Among the records below, find each line that includes the string "Lord" and copy it.

━━ Data provided ━━

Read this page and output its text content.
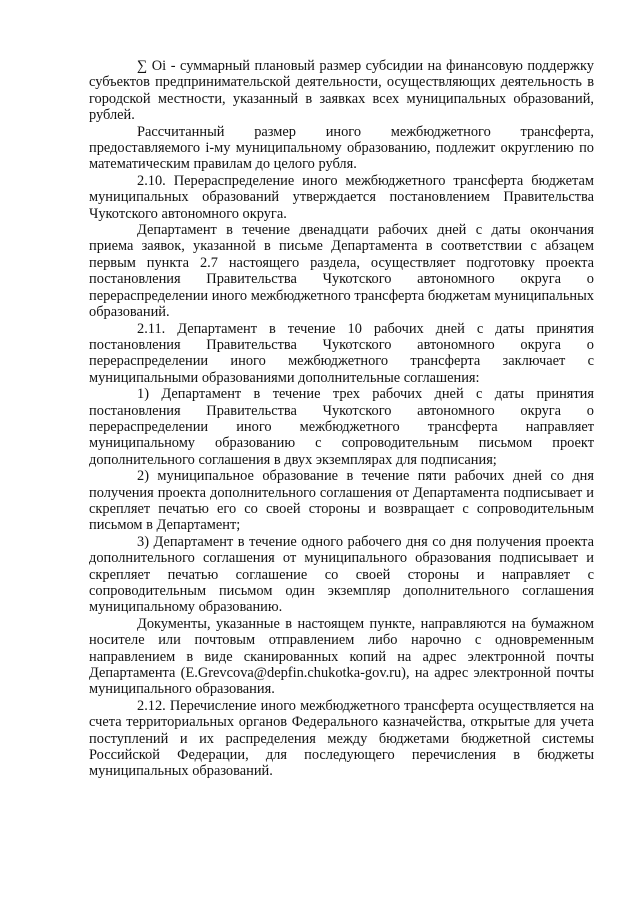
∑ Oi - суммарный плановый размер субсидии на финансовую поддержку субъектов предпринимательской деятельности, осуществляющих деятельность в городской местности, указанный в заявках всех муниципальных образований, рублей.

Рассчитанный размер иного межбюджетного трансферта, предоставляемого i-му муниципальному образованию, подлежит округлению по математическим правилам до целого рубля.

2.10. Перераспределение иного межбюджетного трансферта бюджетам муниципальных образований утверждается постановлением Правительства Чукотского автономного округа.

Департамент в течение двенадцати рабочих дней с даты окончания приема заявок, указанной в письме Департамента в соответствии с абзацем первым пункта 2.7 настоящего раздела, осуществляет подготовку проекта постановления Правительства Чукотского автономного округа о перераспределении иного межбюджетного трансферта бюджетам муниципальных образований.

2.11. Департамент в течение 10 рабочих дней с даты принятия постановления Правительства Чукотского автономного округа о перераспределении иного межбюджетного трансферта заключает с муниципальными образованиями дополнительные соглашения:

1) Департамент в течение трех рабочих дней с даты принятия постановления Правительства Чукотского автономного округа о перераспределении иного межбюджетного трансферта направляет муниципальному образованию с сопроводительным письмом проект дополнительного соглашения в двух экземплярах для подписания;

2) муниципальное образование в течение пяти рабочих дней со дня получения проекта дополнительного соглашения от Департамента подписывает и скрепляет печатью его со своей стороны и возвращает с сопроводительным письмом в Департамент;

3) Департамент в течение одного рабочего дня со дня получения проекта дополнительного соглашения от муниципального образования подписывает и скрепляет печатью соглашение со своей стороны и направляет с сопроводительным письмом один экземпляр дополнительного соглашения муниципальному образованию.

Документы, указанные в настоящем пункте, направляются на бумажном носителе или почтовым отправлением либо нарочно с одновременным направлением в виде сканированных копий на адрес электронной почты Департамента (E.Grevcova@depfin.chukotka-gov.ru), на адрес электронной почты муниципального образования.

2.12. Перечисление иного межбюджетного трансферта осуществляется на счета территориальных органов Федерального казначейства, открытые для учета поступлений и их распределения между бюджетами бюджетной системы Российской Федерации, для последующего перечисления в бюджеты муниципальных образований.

━━━
━━ Data provided ━━

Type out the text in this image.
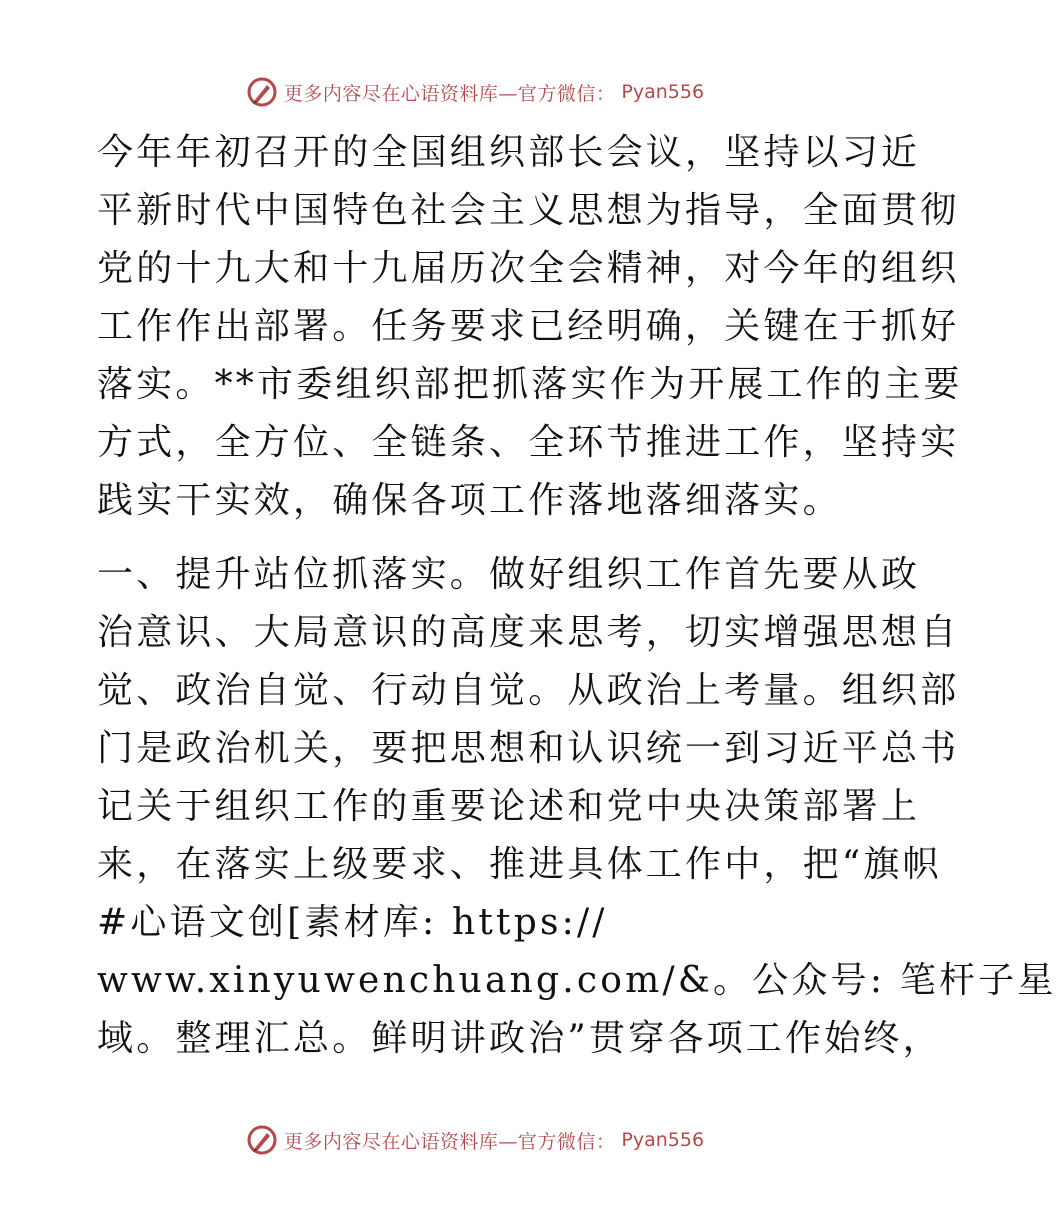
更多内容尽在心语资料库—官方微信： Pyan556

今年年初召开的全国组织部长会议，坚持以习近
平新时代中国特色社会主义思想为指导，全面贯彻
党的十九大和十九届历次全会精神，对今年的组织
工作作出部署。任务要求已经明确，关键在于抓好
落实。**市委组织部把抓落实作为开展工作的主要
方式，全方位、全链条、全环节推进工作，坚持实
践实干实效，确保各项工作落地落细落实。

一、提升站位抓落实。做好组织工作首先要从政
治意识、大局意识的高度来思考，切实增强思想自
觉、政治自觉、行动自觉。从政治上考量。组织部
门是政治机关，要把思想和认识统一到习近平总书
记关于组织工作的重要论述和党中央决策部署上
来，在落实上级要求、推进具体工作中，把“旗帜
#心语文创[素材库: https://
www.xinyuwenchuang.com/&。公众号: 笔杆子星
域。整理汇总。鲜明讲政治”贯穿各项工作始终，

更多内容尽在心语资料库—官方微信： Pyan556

━━━
━━ Data provided ━━

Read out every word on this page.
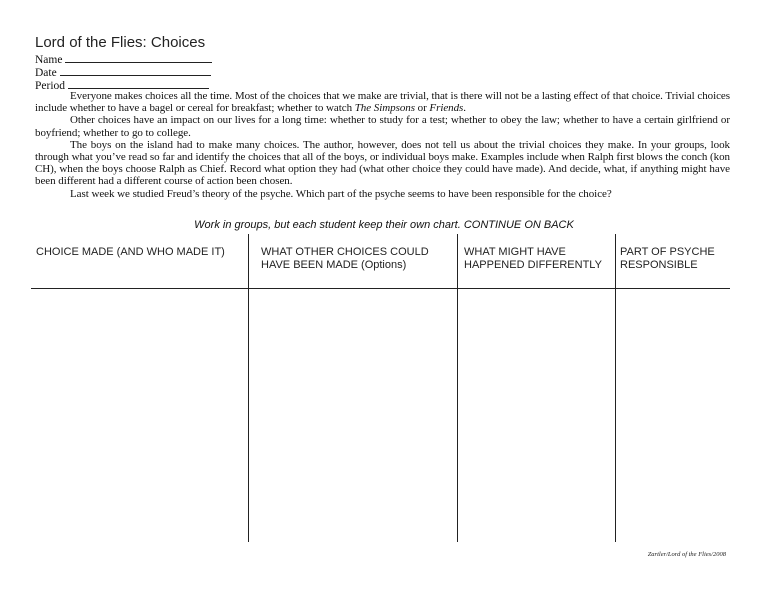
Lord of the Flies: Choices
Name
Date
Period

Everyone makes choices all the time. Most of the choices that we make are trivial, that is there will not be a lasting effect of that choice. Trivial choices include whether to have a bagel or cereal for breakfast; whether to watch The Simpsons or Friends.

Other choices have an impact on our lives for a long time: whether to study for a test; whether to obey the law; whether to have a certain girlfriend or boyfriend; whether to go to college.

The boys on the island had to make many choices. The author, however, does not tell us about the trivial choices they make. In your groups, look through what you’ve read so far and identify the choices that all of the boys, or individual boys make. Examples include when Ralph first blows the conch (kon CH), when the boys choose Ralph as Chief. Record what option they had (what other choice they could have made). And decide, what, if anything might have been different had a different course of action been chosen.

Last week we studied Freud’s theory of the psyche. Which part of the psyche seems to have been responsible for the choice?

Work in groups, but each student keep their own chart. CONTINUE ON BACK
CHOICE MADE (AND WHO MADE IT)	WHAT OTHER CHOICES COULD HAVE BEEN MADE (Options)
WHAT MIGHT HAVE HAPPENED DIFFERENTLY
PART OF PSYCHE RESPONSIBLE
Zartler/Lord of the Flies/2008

━━━

> **Solution to this task**:
Lord of the Flies: Choices
Zartler/Lord of the Flies/2008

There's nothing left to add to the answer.